# Data listing start
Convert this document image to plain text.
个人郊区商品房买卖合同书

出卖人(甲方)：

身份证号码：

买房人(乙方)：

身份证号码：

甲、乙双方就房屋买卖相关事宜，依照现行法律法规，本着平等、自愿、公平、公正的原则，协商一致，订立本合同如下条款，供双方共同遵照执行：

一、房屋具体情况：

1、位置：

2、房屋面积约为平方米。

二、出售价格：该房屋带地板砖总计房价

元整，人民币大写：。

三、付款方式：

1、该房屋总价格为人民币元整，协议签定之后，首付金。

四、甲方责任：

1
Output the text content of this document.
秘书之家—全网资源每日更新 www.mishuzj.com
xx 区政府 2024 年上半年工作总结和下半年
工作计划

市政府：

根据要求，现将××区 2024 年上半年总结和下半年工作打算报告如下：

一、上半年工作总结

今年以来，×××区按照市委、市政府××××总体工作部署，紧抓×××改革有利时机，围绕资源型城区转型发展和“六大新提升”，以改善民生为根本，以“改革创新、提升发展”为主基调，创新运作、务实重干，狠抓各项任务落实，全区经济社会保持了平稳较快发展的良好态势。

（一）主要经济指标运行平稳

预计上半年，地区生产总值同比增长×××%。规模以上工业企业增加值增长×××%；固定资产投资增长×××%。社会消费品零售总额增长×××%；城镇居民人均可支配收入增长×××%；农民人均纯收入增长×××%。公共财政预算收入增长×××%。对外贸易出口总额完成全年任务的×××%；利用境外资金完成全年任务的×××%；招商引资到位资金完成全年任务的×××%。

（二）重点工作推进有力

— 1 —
# Data listing end
■ **What you should do**:
Check each line in the listing above for the string "this", then report how many lines contain it, with no other text.

■ **Task answer**:
2